Extracted entries:
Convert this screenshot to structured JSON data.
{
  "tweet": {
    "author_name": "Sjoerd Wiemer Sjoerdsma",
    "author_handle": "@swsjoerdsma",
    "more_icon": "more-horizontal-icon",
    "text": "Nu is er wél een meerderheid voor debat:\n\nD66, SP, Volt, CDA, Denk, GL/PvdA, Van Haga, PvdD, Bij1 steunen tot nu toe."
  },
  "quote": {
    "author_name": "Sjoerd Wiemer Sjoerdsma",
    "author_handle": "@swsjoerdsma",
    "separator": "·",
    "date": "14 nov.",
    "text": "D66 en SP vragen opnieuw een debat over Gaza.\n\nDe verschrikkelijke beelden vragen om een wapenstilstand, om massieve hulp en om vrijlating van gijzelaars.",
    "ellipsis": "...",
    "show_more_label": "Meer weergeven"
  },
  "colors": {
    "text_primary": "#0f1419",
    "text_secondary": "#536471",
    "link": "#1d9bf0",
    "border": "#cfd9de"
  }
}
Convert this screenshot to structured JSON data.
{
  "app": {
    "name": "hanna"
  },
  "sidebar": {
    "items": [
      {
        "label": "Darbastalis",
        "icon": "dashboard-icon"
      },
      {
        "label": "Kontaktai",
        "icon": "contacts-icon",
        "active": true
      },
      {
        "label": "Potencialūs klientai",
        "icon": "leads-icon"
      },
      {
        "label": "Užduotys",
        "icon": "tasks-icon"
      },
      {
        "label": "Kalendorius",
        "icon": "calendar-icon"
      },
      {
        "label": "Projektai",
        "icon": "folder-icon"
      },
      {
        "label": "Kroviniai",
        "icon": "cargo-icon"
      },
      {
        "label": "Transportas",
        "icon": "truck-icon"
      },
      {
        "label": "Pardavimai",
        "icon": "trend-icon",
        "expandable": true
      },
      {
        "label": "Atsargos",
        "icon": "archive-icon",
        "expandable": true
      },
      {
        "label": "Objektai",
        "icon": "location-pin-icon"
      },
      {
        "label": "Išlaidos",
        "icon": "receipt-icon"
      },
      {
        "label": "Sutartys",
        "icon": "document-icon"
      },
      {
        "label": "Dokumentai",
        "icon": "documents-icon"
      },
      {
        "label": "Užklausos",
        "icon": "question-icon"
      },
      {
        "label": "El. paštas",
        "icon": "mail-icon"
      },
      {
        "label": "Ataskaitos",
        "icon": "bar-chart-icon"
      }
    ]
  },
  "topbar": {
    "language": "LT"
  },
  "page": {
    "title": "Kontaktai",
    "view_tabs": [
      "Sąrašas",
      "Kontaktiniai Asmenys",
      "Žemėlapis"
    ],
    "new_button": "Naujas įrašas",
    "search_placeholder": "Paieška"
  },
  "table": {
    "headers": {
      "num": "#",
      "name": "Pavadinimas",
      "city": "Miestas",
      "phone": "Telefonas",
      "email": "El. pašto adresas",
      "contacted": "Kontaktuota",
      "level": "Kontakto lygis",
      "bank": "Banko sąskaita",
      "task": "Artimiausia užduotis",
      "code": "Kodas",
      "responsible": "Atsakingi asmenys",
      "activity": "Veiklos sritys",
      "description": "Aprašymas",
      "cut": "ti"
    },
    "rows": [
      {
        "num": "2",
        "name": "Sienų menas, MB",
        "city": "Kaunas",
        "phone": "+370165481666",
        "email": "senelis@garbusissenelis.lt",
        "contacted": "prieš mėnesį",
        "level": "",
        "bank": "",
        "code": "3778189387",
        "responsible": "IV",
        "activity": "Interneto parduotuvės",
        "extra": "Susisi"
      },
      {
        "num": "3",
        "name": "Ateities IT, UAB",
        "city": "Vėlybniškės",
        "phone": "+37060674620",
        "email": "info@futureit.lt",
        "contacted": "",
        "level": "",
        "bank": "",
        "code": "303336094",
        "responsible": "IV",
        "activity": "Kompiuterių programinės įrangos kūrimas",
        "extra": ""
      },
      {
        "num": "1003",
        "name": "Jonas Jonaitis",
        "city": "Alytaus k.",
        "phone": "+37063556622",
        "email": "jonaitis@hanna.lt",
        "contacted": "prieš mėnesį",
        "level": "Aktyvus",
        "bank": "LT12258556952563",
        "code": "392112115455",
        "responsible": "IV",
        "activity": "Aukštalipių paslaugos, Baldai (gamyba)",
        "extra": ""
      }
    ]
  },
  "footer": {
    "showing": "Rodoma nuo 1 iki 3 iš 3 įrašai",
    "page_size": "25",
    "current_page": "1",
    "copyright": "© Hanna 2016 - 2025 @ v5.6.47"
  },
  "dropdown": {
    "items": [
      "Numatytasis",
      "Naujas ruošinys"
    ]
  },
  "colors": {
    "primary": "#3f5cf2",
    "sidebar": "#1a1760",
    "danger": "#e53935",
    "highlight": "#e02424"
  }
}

Do this: Reproduce every line of the material above exactly.

Right answer:
Convert this screenshot to structured JSON data.
{
  "tweet": {
    "author_name": "Sjoerd Wiemer Sjoerdsma",
    "author_handle": "@swsjoerdsma",
    "more_icon": "more-horizontal-icon",
    "text": "Nu is er wél een meerderheid voor debat:\n\nD66, SP, Volt, CDA, Denk, GL/PvdA, Van Haga, PvdD, Bij1 steunen tot nu toe."
  },
  "quote": {
    "author_name": "Sjoerd Wiemer Sjoerdsma",
    "author_handle": "@swsjoerdsma",
    "separator": "·",
    "date": "14 nov.",
    "text": "D66 en SP vragen opnieuw een debat over Gaza.\n\nDe verschrikkelijke beelden vragen om een wapenstilstand, om massieve hulp en om vrijlating van gijzelaars.",
    "ellipsis": "...",
    "show_more_label": "Meer weergeven"
  },
  "colors": {
    "text_primary": "#0f1419",
    "text_secondary": "#536471",
    "link": "#1d9bf0",
    "border": "#cfd9de"
  }
}
Convert this screenshot to structured JSON data.
{
  "app": {
    "name": "hanna"
  },
  "sidebar": {
    "items": [
      {
        "label": "Darbastalis",
        "icon": "dashboard-icon"
      },
      {
        "label": "Kontaktai",
        "icon": "contacts-icon",
        "active": true
      },
      {
        "label": "Potencialūs klientai",
        "icon": "leads-icon"
      },
      {
        "label": "Užduotys",
        "icon": "tasks-icon"
      },
      {
        "label": "Kalendorius",
        "icon": "calendar-icon"
      },
      {
        "label": "Projektai",
        "icon": "folder-icon"
      },
      {
        "label": "Kroviniai",
        "icon": "cargo-icon"
      },
      {
        "label": "Transportas",
        "icon": "truck-icon"
      },
      {
        "label": "Pardavimai",
        "icon": "trend-icon",
        "expandable": true
      },
      {
        "label": "Atsargos",
        "icon": "archive-icon",
        "expandable": true
      },
      {
        "label": "Objektai",
        "icon": "location-pin-icon"
      },
      {
        "label": "Išlaidos",
        "icon": "receipt-icon"
      },
      {
        "label": "Sutartys",
        "icon": "document-icon"
      },
      {
        "label": "Dokumentai",
        "icon": "documents-icon"
      },
      {
        "label": "Užklausos",
        "icon": "question-icon"
      },
      {
        "label": "El. paštas",
        "icon": "mail-icon"
      },
      {
        "label": "Ataskaitos",
        "icon": "bar-chart-icon"
      }
    ]
  },
  "topbar": {
    "language": "LT"
  },
  "page": {
    "title": "Kontaktai",
    "view_tabs": [
      "Sąrašas",
      "Kontaktiniai Asmenys",
      "Žemėlapis"
    ],
    "new_button": "Naujas įrašas",
    "search_placeholder": "Paieška"
  },
  "table": {
    "headers": {
      "num": "#",
      "name": "Pavadinimas",
      "city": "Miestas",
      "phone": "Telefonas",
      "email": "El. pašto adresas",
      "contacted": "Kontaktuota",
      "level": "Kontakto lygis",
      "bank": "Banko sąskaita",
      "task": "Artimiausia užduotis",
      "code": "Kodas",
      "responsible": "Atsakingi asmenys",
      "activity": "Veiklos sritys",
      "description": "Aprašymas",
      "cut": "ti"
    },
    "rows": [
      {
        "num": "2",
        "name": "Sienų menas, MB",
        "city": "Kaunas",
        "phone": "+370165481666",
        "email": "senelis@garbusissenelis.lt",
        "contacted": "prieš mėnesį",
        "level": "",
        "bank": "",
        "code": "3778189387",
        "responsible": "IV",
        "activity": "Interneto parduotuvės",
        "extra": "Susisi"
      },
      {
        "num": "3",
        "name": "Ateities IT, UAB",
        "city": "Vėlybniškės",
        "phone": "+37060674620",
        "email": "info@futureit.lt",
        "contacted": "",
        "level": "",
        "bank": "",
        "code": "303336094",
        "responsible": "IV",
        "activity": "Kompiuterių programinės įrangos kūrimas",
        "extra": ""
      },
      {
        "num": "1003",
        "name": "Jonas Jonaitis",
        "city": "Alytaus k.",
        "phone": "+37063556622",
        "email": "jonaitis@hanna.lt",
        "contacted": "prieš mėnesį",
        "level": "Aktyvus",
        "bank": "LT12258556952563",
        "code": "392112115455",
        "responsible": "IV",
        "activity": "Aukštalipių paslaugos, Baldai (gamyba)",
        "extra": ""
      }
    ]
  },
  "footer": {
    "showing": "Rodoma nuo 1 iki 3 iš 3 įrašai",
    "page_size": "25",
    "current_page": "1",
    "copyright": "© Hanna 2016 - 2025 @ v5.6.47"
  },
  "dropdown": {
    "items": [
      "Numatytasis",
      "Naujas ruošinys"
    ]
  },
  "colors": {
    "primary": "#3f5cf2",
    "sidebar": "#1a1760",
    "danger": "#e53935",
    "highlight": "#e02424"
  }
}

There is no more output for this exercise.